◆ **EXERCISE REQUIREMENTS**
Find each line containing the string "accent". Copy it.

# PROVIDED INFORMATION start

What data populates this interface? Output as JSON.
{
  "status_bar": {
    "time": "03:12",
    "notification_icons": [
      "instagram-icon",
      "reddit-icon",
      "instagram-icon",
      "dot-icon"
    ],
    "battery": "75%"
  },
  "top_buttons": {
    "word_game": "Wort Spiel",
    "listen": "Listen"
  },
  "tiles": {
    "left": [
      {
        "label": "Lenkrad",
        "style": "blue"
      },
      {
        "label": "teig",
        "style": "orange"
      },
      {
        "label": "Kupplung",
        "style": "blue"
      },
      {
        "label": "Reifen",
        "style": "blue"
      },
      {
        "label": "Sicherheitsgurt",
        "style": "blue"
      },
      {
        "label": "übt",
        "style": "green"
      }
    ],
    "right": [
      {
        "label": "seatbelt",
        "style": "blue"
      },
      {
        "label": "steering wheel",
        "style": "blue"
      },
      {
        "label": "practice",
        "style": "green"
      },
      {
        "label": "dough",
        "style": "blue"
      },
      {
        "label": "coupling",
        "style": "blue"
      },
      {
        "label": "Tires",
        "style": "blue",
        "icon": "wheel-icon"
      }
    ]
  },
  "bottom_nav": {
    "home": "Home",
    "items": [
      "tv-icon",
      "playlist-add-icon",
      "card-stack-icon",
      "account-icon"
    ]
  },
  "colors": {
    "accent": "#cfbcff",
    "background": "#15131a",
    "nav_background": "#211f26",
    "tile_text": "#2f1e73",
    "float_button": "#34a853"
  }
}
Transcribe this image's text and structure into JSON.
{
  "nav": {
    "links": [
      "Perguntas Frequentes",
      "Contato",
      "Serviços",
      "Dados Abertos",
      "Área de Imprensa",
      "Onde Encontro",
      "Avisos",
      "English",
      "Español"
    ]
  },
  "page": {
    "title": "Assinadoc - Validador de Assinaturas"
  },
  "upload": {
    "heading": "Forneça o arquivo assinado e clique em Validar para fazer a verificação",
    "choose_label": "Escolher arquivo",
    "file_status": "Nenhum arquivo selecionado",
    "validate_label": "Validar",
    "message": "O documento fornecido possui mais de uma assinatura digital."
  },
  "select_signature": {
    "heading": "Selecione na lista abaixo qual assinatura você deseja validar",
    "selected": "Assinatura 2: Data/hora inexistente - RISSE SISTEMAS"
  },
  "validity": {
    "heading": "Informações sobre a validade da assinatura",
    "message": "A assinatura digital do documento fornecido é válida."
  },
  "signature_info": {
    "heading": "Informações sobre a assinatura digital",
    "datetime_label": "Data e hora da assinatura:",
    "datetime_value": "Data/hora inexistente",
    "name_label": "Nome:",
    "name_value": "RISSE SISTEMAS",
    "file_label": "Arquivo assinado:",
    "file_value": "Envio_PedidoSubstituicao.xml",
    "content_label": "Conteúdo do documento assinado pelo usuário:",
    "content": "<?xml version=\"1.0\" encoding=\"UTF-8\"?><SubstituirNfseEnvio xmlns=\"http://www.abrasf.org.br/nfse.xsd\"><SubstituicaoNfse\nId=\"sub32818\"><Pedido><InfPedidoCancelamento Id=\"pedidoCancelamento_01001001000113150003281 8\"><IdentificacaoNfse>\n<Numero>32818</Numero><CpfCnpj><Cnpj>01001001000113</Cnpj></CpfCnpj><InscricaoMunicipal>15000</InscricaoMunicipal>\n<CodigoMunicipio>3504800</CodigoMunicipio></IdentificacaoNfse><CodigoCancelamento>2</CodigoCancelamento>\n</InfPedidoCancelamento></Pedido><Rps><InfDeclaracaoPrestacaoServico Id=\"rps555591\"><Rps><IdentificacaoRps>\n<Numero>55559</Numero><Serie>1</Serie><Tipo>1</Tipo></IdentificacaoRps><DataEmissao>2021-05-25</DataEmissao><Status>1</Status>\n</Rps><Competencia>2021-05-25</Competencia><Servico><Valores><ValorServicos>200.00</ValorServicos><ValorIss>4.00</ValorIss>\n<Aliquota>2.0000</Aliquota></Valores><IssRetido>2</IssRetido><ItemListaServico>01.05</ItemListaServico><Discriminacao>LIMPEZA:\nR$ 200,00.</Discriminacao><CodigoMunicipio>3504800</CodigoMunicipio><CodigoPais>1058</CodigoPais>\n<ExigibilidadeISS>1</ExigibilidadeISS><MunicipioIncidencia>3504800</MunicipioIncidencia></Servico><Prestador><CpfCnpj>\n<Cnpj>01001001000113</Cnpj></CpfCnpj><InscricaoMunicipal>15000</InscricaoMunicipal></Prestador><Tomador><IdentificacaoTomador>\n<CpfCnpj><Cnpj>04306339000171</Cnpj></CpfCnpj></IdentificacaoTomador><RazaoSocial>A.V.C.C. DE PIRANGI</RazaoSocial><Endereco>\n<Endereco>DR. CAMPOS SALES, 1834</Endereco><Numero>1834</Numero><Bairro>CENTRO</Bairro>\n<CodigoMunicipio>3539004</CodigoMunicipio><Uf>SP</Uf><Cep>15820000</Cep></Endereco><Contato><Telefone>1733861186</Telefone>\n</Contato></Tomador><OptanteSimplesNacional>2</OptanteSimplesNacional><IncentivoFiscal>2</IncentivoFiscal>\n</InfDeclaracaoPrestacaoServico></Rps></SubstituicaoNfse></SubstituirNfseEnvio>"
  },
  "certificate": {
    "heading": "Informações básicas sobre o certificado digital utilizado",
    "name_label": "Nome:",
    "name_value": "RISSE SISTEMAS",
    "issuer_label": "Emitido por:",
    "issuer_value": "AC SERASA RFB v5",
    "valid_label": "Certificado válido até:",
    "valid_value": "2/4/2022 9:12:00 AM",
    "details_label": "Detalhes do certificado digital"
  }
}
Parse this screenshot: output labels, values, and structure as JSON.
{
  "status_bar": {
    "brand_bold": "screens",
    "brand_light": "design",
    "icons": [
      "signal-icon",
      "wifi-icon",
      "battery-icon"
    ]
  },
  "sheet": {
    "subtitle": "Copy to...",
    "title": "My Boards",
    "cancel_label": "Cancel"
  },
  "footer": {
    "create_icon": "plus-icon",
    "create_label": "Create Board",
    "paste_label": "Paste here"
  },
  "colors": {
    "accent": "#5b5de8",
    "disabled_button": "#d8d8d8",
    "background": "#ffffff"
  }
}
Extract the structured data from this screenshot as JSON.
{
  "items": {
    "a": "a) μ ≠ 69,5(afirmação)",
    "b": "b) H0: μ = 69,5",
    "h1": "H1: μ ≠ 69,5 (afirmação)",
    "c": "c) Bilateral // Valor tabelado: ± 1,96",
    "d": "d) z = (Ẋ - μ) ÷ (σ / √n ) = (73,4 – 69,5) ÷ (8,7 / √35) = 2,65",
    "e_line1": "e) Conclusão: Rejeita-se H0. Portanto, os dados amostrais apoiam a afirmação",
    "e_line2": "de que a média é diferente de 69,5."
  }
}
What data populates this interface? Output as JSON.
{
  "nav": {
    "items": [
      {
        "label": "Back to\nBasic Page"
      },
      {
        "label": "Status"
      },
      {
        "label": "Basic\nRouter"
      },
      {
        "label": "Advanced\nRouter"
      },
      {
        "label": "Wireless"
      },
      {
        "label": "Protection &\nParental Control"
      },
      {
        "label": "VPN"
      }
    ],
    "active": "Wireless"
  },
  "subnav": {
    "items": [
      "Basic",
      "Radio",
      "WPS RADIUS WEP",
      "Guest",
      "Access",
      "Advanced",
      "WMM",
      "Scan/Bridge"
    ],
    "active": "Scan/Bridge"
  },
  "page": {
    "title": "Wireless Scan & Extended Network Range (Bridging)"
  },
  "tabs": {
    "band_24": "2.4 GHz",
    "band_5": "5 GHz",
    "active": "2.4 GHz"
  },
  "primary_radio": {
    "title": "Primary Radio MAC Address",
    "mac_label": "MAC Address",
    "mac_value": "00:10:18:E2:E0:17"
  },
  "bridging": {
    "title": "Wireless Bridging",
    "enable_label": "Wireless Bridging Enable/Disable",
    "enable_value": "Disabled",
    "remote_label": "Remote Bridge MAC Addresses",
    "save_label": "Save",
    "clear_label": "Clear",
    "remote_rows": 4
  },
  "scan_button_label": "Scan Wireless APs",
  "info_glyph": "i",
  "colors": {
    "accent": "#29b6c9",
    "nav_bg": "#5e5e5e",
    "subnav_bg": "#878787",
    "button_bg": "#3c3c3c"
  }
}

# PROVIDED INFORMATION end

◆ **OUTPUT OF THE TASK**
    "accent": "#cfbcff",
    "accent": "#5b5de8",
    "accent": "#29b6c9",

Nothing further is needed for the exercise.